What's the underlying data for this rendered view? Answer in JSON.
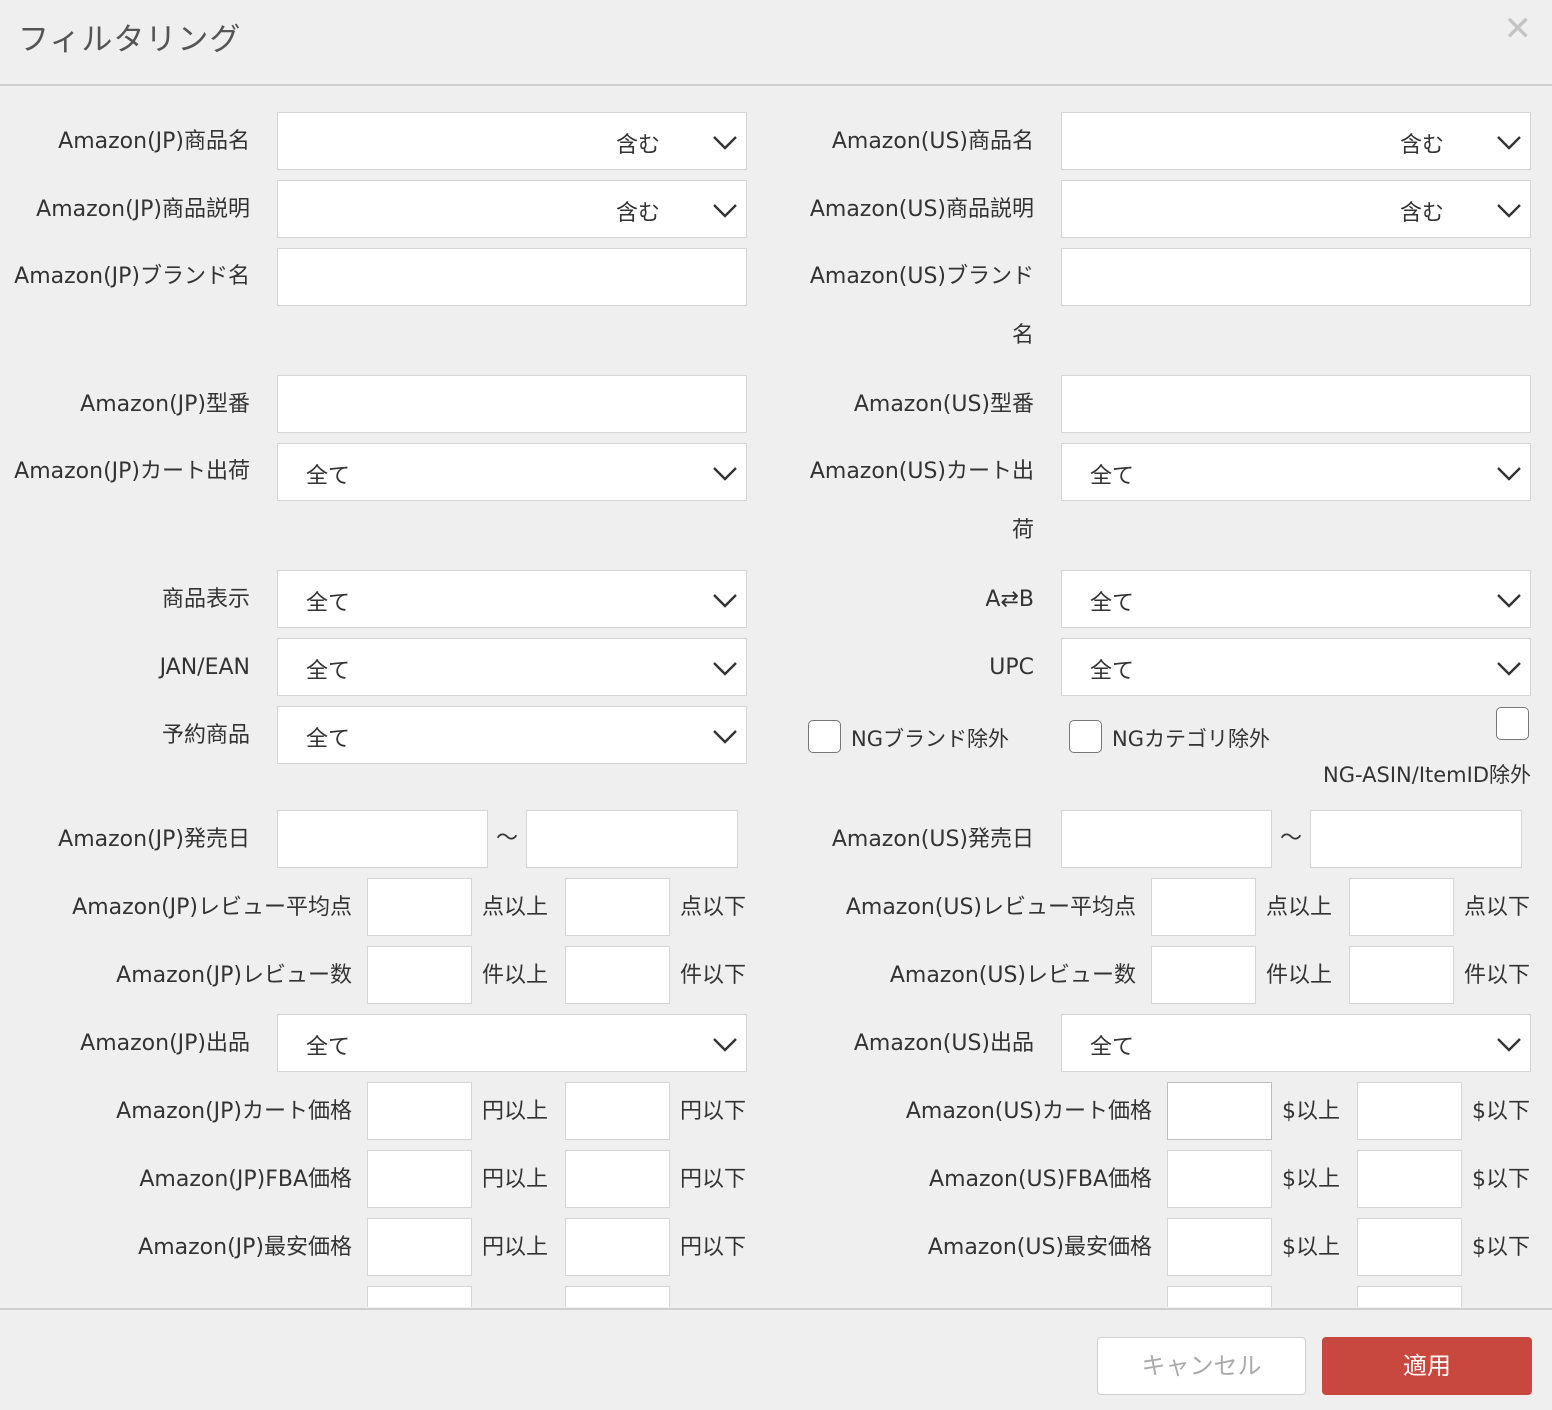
{
  "dialog": {
    "title": "フィルタリング",
    "close_icon": "close-icon",
    "cancel_label": "キャンセル",
    "apply_label": "適用",
    "apply_color": "#c8473e"
  },
  "jp": {
    "product_name": {
      "label": "Amazon(JP)商品名",
      "value": "",
      "match": "含む"
    },
    "product_desc": {
      "label": "Amazon(JP)商品説明",
      "value": "",
      "match": "含む"
    },
    "brand": {
      "label": "Amazon(JP)ブランド名",
      "value": ""
    },
    "model": {
      "label": "Amazon(JP)型番",
      "value": ""
    },
    "cart_ship": {
      "label": "Amazon(JP)カート出荷",
      "value": "全て"
    },
    "release": {
      "label": "Amazon(JP)発売日",
      "separator": "〜",
      "from": "",
      "to": ""
    },
    "review_avg": {
      "label": "Amazon(JP)レビュー平均点",
      "min_unit": "点以上",
      "max_unit": "点以下"
    },
    "review_count": {
      "label": "Amazon(JP)レビュー数",
      "min_unit": "件以上",
      "max_unit": "件以下"
    },
    "listing": {
      "label": "Amazon(JP)出品",
      "value": "全て"
    },
    "cart_price": {
      "label": "Amazon(JP)カート価格",
      "min_unit": "円以上",
      "max_unit": "円以下"
    },
    "fba_price": {
      "label": "Amazon(JP)FBA価格",
      "min_unit": "円以上",
      "max_unit": "円以下"
    },
    "lowest_price": {
      "label": "Amazon(JP)最安価格",
      "min_unit": "円以上",
      "max_unit": "円以下"
    }
  },
  "us": {
    "product_name": {
      "label": "Amazon(US)商品名",
      "value": "",
      "match": "含む"
    },
    "product_desc": {
      "label": "Amazon(US)商品説明",
      "value": "",
      "match": "含む"
    },
    "brand": {
      "label": "Amazon(US)ブランド名",
      "value": ""
    },
    "model": {
      "label": "Amazon(US)型番",
      "value": ""
    },
    "cart_ship": {
      "label": "Amazon(US)カート出荷",
      "value": "全て"
    },
    "release": {
      "label": "Amazon(US)発売日",
      "separator": "〜",
      "from": "",
      "to": ""
    },
    "review_avg": {
      "label": "Amazon(US)レビュー平均点",
      "min_unit": "点以上",
      "max_unit": "点以下"
    },
    "review_count": {
      "label": "Amazon(US)レビュー数",
      "min_unit": "件以上",
      "max_unit": "件以下"
    },
    "listing": {
      "label": "Amazon(US)出品",
      "value": "全て"
    },
    "cart_price": {
      "label": "Amazon(US)カート価格",
      "min_unit": "$以上",
      "max_unit": "$以下"
    },
    "fba_price": {
      "label": "Amazon(US)FBA価格",
      "min_unit": "$以上",
      "max_unit": "$以下"
    },
    "lowest_price": {
      "label": "Amazon(US)最安価格",
      "min_unit": "$以上",
      "max_unit": "$以下"
    }
  },
  "misc": {
    "product_display": {
      "label": "商品表示",
      "value": "全て"
    },
    "a_to_b": {
      "label": "A⇄B",
      "value": "全て"
    },
    "jan_ean": {
      "label": "JAN/EAN",
      "value": "全て"
    },
    "upc": {
      "label": "UPC",
      "value": "全て"
    },
    "reserved": {
      "label": "予約商品",
      "value": "全て"
    },
    "ng_brand": {
      "label": "NGブランド除外",
      "checked": false
    },
    "ng_category": {
      "label": "NGカテゴリ除外",
      "checked": false
    },
    "ng_asin": {
      "label": "NG-ASIN/ItemID除外",
      "checked": false
    }
  }
}
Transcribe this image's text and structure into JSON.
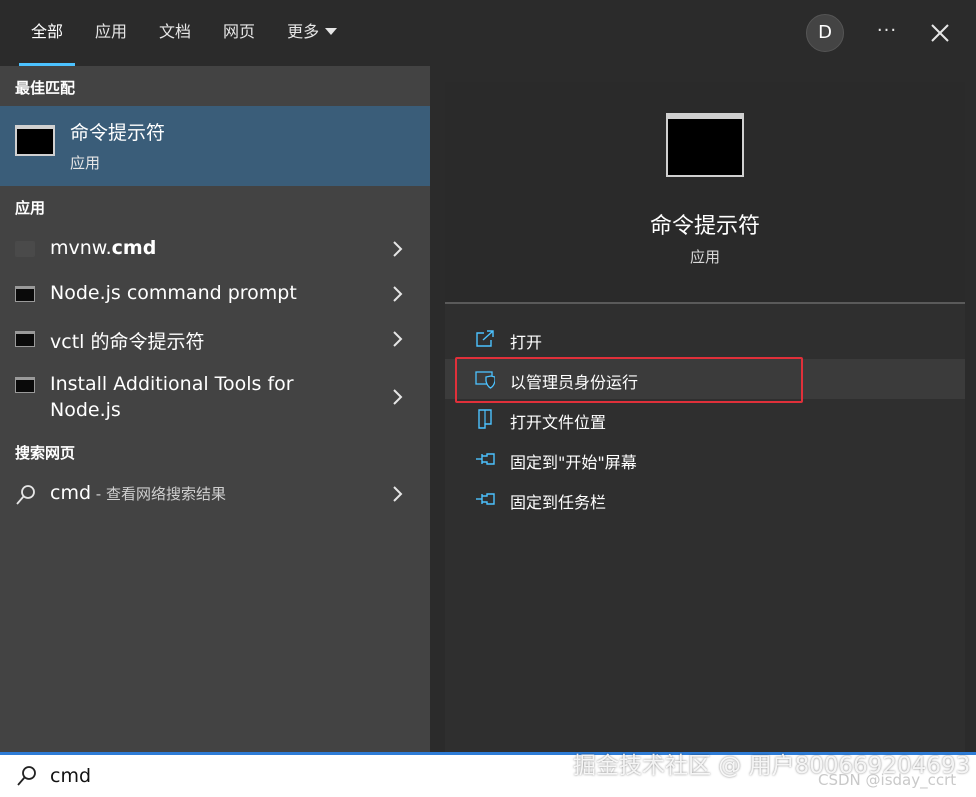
{
  "tabs": [
    {
      "label": "全部",
      "active": true
    },
    {
      "label": "应用"
    },
    {
      "label": "文档"
    },
    {
      "label": "网页"
    },
    {
      "label": "更多"
    }
  ],
  "header": {
    "avatar_letter": "D",
    "more_label": "···"
  },
  "left": {
    "best_match_title": "最佳匹配",
    "best_match": {
      "name": "命令提示符",
      "type": "应用"
    },
    "apps_title": "应用",
    "apps": [
      {
        "name_plain": "mvnw.",
        "name_bold": "cmd"
      },
      {
        "name": "Node.js command prompt"
      },
      {
        "name": "vctl 的命令提示符"
      },
      {
        "name_line1": "Install Additional Tools for",
        "name_line2": "Node.js"
      }
    ],
    "web_title": "搜索网页",
    "web": {
      "query": "cmd",
      "suffix": " - 查看网络搜索结果"
    }
  },
  "right": {
    "name": "命令提示符",
    "type": "应用",
    "actions": [
      {
        "label": "打开",
        "icon": "open-icon"
      },
      {
        "label": "以管理员身份运行",
        "icon": "shield-icon"
      },
      {
        "label": "打开文件位置",
        "icon": "file-location-icon"
      },
      {
        "label": "固定到\"开始\"屏幕",
        "icon": "pin-icon"
      },
      {
        "label": "固定到任务栏",
        "icon": "pin-icon"
      }
    ]
  },
  "search": {
    "value": "cmd"
  },
  "watermark": {
    "line1": "掘金技术社区 @ 用户800669204693",
    "line2": "CSDN @isday_ccrt"
  },
  "colors": {
    "accent": "#4cc2ff",
    "selection": "#3a5d79",
    "highlight_box": "#e0303a",
    "search_border": "#2e7cd6"
  }
}
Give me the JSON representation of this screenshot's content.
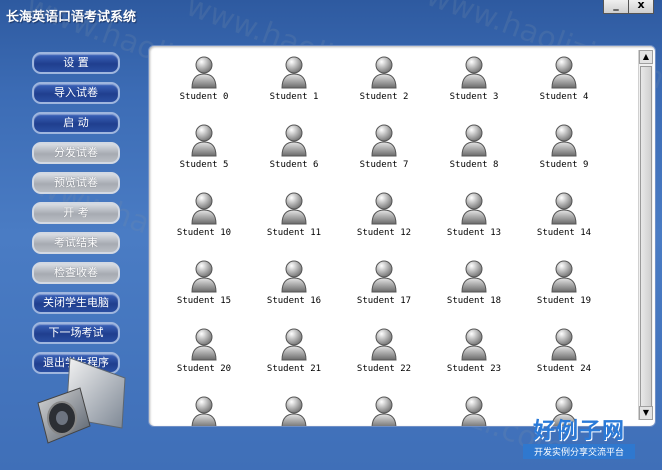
{
  "window": {
    "title": "长海英语口语考试系统",
    "minimize": "_",
    "close": "x"
  },
  "sidebar": {
    "items": [
      {
        "label": "设    置",
        "enabled": true
      },
      {
        "label": "导入试卷",
        "enabled": true
      },
      {
        "label": "启    动",
        "enabled": true
      },
      {
        "label": "分发试卷",
        "enabled": false
      },
      {
        "label": "预览试卷",
        "enabled": false
      },
      {
        "label": "开    考",
        "enabled": false
      },
      {
        "label": "考试结束",
        "enabled": false
      },
      {
        "label": "检查收卷",
        "enabled": false
      },
      {
        "label": "关闭学生电脑",
        "enabled": true
      },
      {
        "label": "下一场考试",
        "enabled": true
      },
      {
        "label": "退出学生程序",
        "enabled": true
      }
    ]
  },
  "students": [
    "Student 0",
    "Student 1",
    "Student 2",
    "Student 3",
    "Student 4",
    "Student 5",
    "Student 6",
    "Student 7",
    "Student 8",
    "Student 9",
    "Student 10",
    "Student 11",
    "Student 12",
    "Student 13",
    "Student 14",
    "Student 15",
    "Student 16",
    "Student 17",
    "Student 18",
    "Student 19",
    "Student 20",
    "Student 21",
    "Student 22",
    "Student 23",
    "Student 24",
    "",
    "",
    "",
    "",
    ""
  ],
  "scrollbar": {
    "up": "▲",
    "down": "▼"
  },
  "watermark": "www.haolizi.com",
  "brand": {
    "title": "好例子网",
    "subtitle": "开发实例分享交流平台"
  }
}
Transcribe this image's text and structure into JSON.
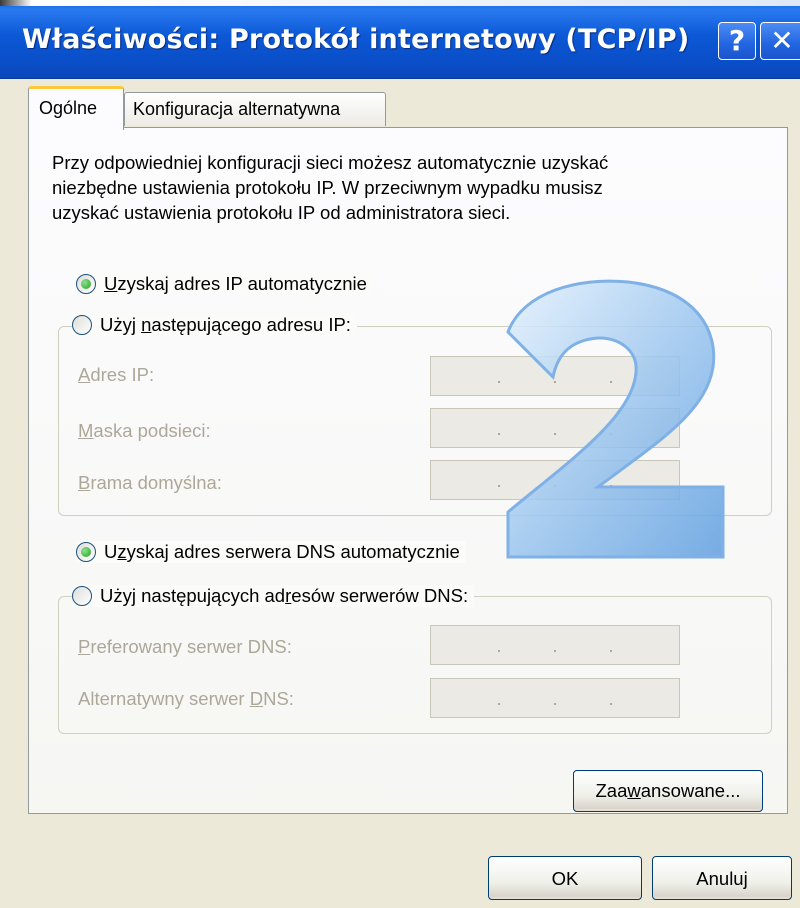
{
  "window": {
    "title": "Właściwości: Protokół internetowy (TCP/IP)",
    "help_glyph": "?",
    "close_glyph": "✕"
  },
  "tabs": [
    {
      "label": "Ogólne",
      "active": true
    },
    {
      "label": "Konfiguracja alternatywna",
      "active": false
    }
  ],
  "description": [
    "Przy odpowiedniej konfiguracji sieci możesz automatycznie uzyskać",
    "niezbędne ustawienia protokołu IP. W przeciwnym wypadku musisz",
    "uzyskać ustawienia protokołu IP od administratora sieci."
  ],
  "ip_section": {
    "auto_radio": {
      "prefix": "",
      "accel": "U",
      "rest": "zyskaj adres IP automatycznie",
      "checked": true
    },
    "manual_radio": {
      "prefix": "Użyj ",
      "accel": "n",
      "rest": "astępującego adresu IP:",
      "checked": false
    },
    "fields": [
      {
        "accel": "A",
        "rest": "dres IP:",
        "value": ". . ."
      },
      {
        "accel": "M",
        "rest": "aska podsieci:",
        "value": ". . ."
      },
      {
        "accel": "B",
        "rest": "rama domyślna:",
        "value": ". . ."
      }
    ]
  },
  "dns_section": {
    "auto_radio": {
      "prefix": "U",
      "accel": "z",
      "rest": "yskaj adres serwera DNS automatycznie",
      "checked": true
    },
    "manual_radio": {
      "prefix": "Użyj następujących ad",
      "accel": "r",
      "rest": "esów serwerów DNS:",
      "checked": false
    },
    "fields": [
      {
        "prefix": "",
        "accel": "P",
        "rest": "referowany serwer DNS:"
      },
      {
        "prefix": "Alternatywny serwer ",
        "accel": "D",
        "rest": "NS:"
      }
    ]
  },
  "buttons": {
    "advanced": {
      "prefix": "Zaa",
      "accel": "w",
      "rest": "ansowane..."
    },
    "ok": "OK",
    "cancel": "Anuluj"
  },
  "overlay": {
    "digit": "2",
    "color": "#9cc6ef"
  },
  "colors": {
    "titlebar": "#0a52d0",
    "dialog_bg": "#ece9d8",
    "tab_highlight": "#ffc83c",
    "disabled_text": "#aca899"
  }
}
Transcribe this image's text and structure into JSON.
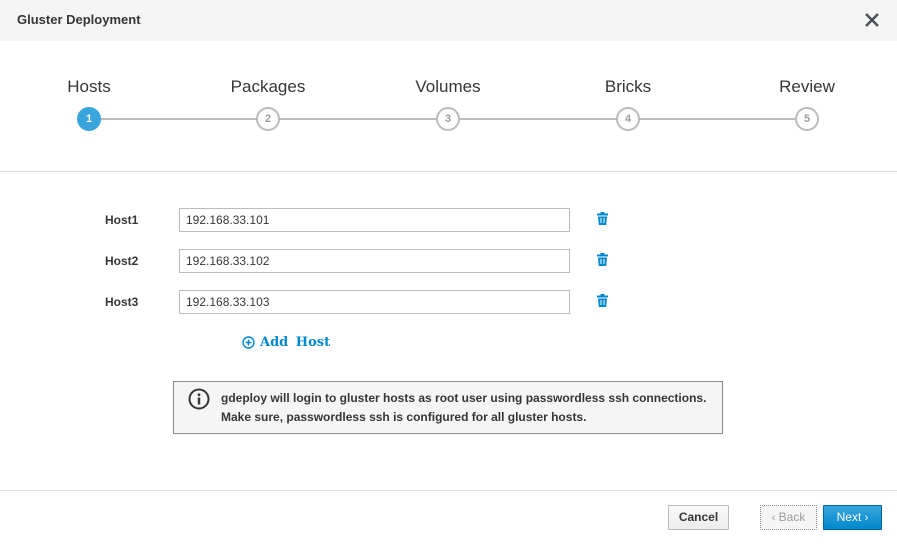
{
  "dialog": {
    "title": "Gluster Deployment"
  },
  "steps": [
    {
      "number": "1",
      "label": "Hosts",
      "active": true
    },
    {
      "number": "2",
      "label": "Packages",
      "active": false
    },
    {
      "number": "3",
      "label": "Volumes",
      "active": false
    },
    {
      "number": "4",
      "label": "Bricks",
      "active": false
    },
    {
      "number": "5",
      "label": "Review",
      "active": false
    }
  ],
  "hosts": [
    {
      "label": "Host1",
      "value": "192.168.33.101"
    },
    {
      "label": "Host2",
      "value": "192.168.33.102"
    },
    {
      "label": "Host3",
      "value": "192.168.33.103"
    }
  ],
  "add_host": {
    "label": "Add Host"
  },
  "info": {
    "text": "gdeploy will login to gluster hosts as root user using passwordless ssh connections. Make sure, passwordless ssh is configured for all gluster hosts."
  },
  "footer": {
    "cancel_label": "Cancel",
    "back_label": "Back",
    "next_label": "Next"
  },
  "colors": {
    "accent": "#0088ce",
    "active_step": "#39a5dc",
    "inactive_step": "#bbbbbb"
  }
}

• _Your instructions_
Gather up every line from the listing above in which the word "最安価格" occurs.

• _Solution to this exercise_
      "label": "Amazon(JP)最安価格",
      "label": "Amazon(US)最安価格",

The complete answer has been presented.